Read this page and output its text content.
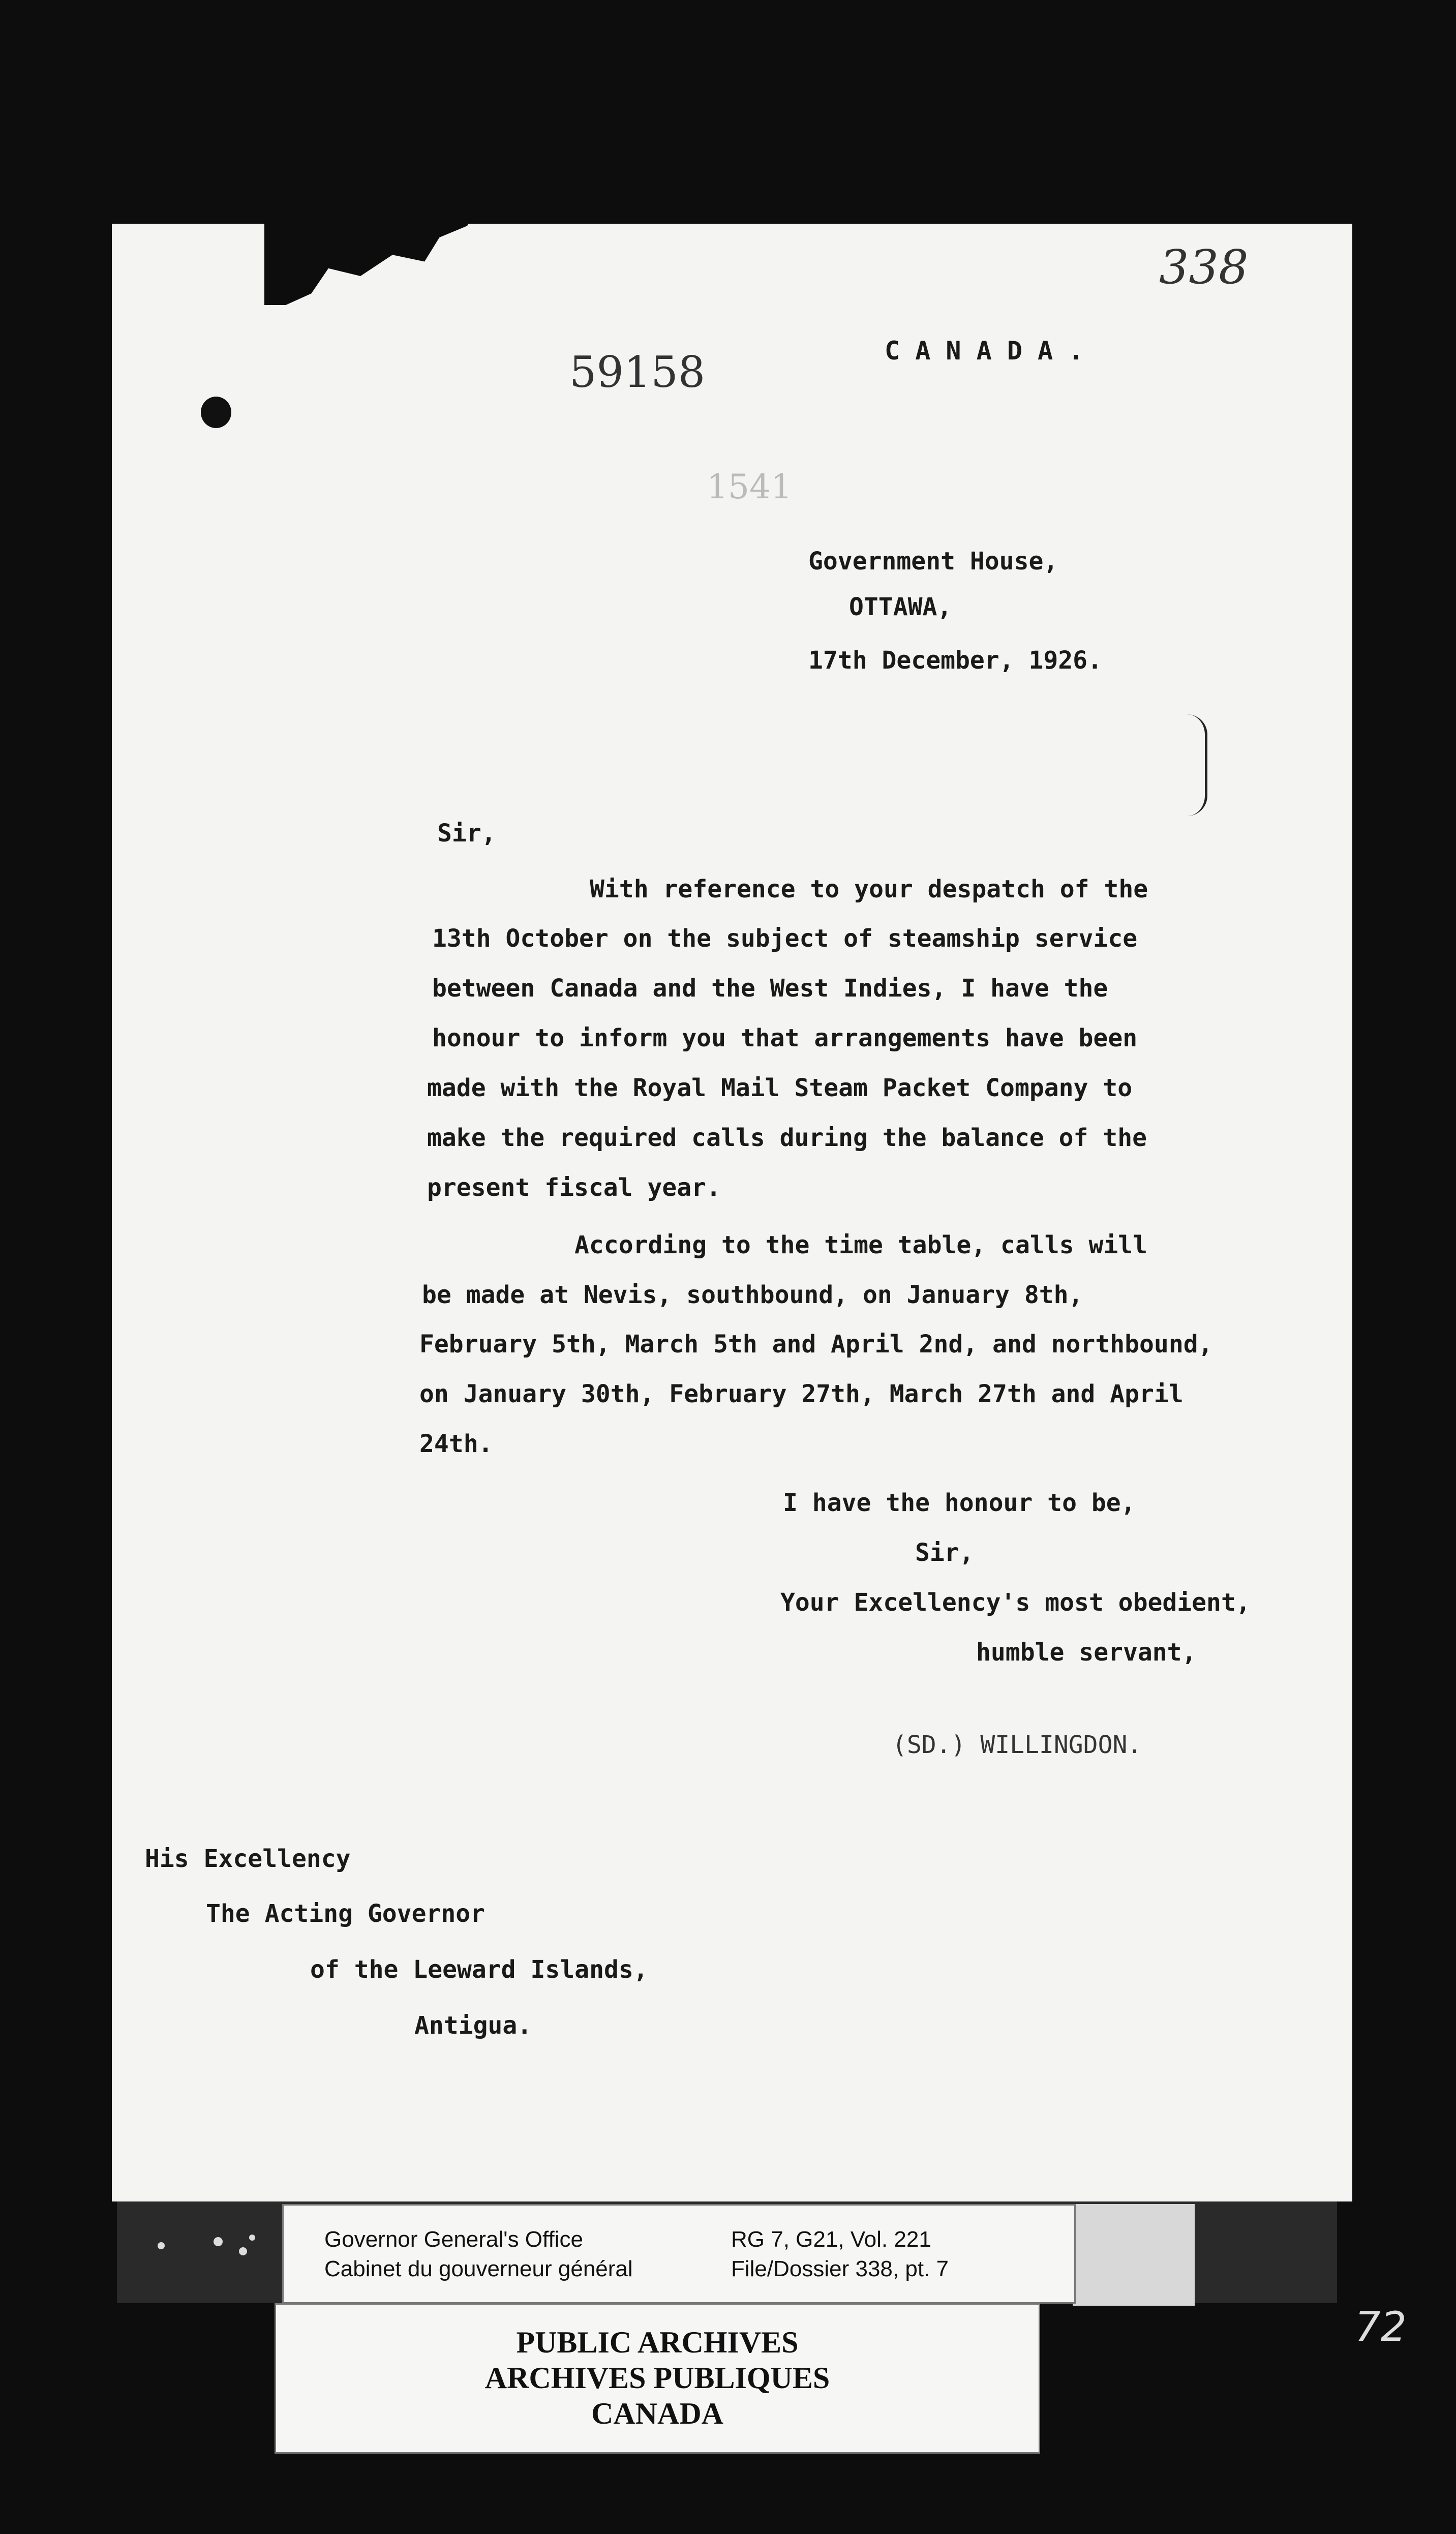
338
59158
1541
C A N A D A .
Government House,
OTTAWA,
17th December, 1926.
Sir,
With reference to your despatch of the
13th October on the subject of steamship service
between Canada and the West Indies, I have the
honour to inform you that arrangements have been
made with the Royal Mail Steam Packet Company to
make the required calls during the balance of the
present fiscal year.
According to the time table, calls will
be made at Nevis, southbound, on January 8th,
February 5th, March 5th and April 2nd, and northbound,
on January 30th, February 27th, March 27th and April
24th.
I have the honour to be,
Sir,
Your Excellency's most obedient,
humble servant,
(SD.) WILLINGDON.
His Excellency
The Acting Governor
of the Leeward Islands,
Antigua.
Governor General's Office
Cabinet du gouverneur général
RG 7, G21, Vol. 221
File/Dossier 338, pt. 7
PUBLIC ARCHIVES
ARCHIVES PUBLIQUES
CANADA
72
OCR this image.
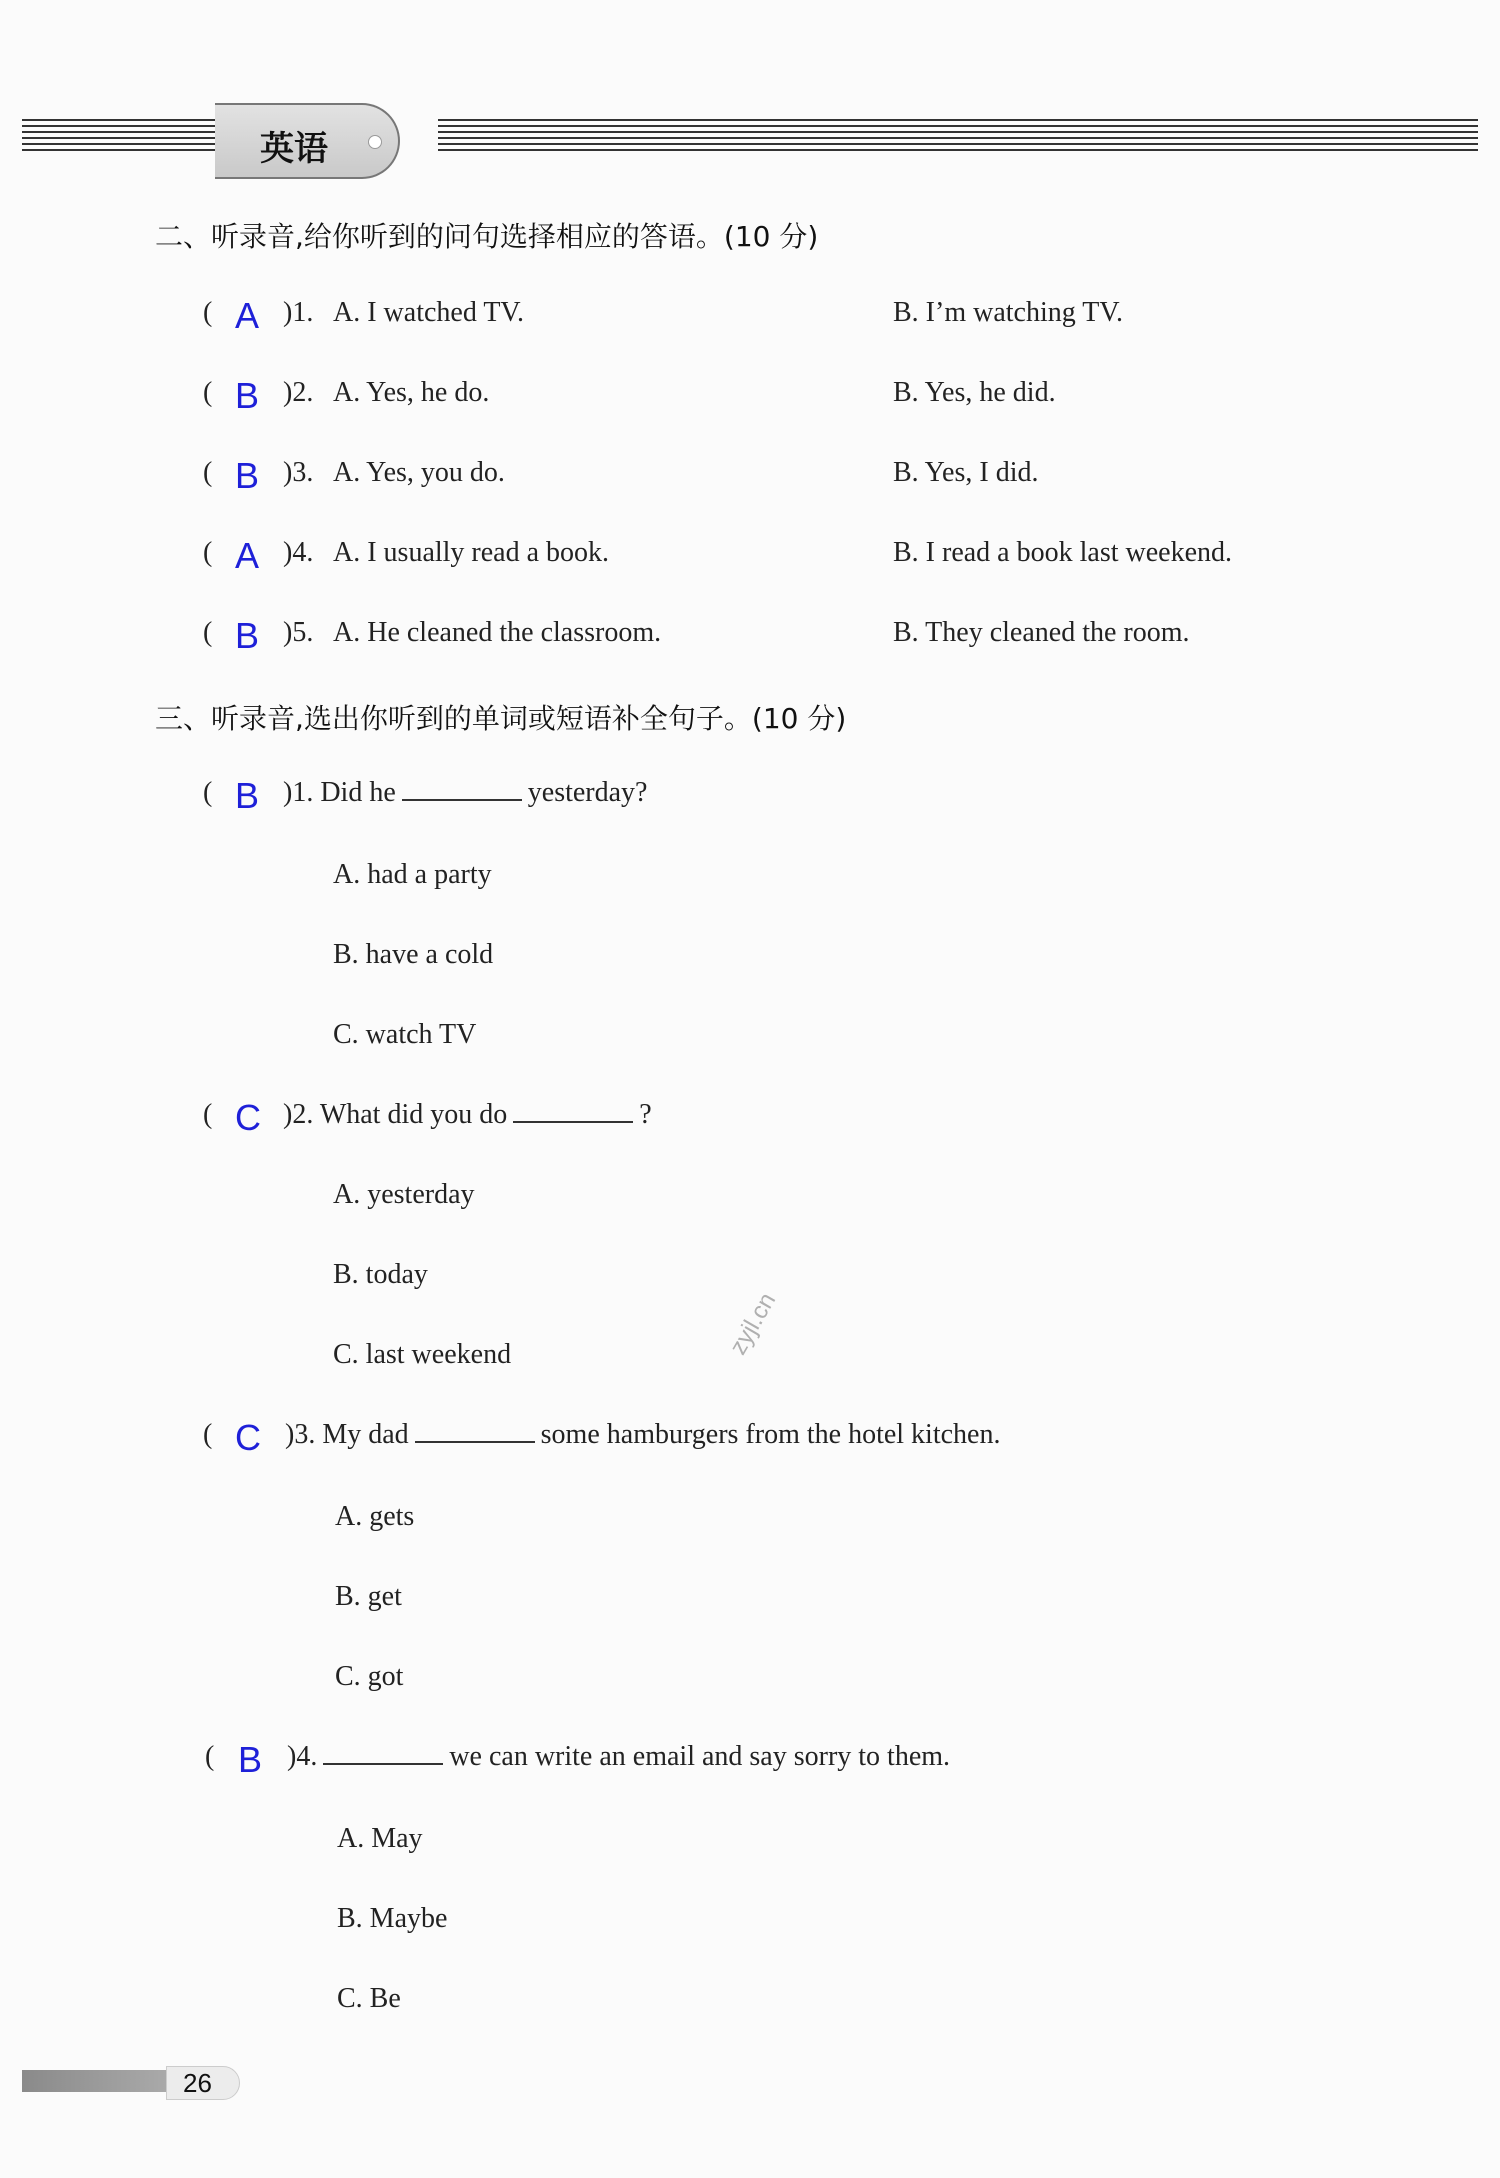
英语
二、听录音,给你听到的问句选择相应的答语。(10 分)
( A )1. A. I watched TV.	B. I’m watching TV.
( B )2. A. Yes, he do.	B. Yes, he did.
( B )3. A. Yes, you do.	B. Yes, I did.
( A )4. A. I usually read a book.	B. I read a book last weekend.
( B )5. A. He cleaned the classroom.	B. They cleaned the room.
三、听录音,选出你听到的单词或短语补全句子。(10 分)
( B )1. Did he	yesterday?
A. had a party
B. have a cold
C. watch TV
( C )2. What did you do	?
A. yesterday
B. today
C. last weekend
( C )3. My dad	some hamburgers from the hotel kitchen.
A. gets
B. get
C. got
( B )4.	we can write an email and say sorry to them.
A. May
B. Maybe
C. Be
zyjl.cn
26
○ ○ ○ ○
_WHAT THIS TASK INVOLVES_. Pull out every line containing "honour".

_THE REPLY_.
honour to inform you that arrangements have been
I have the honour to be,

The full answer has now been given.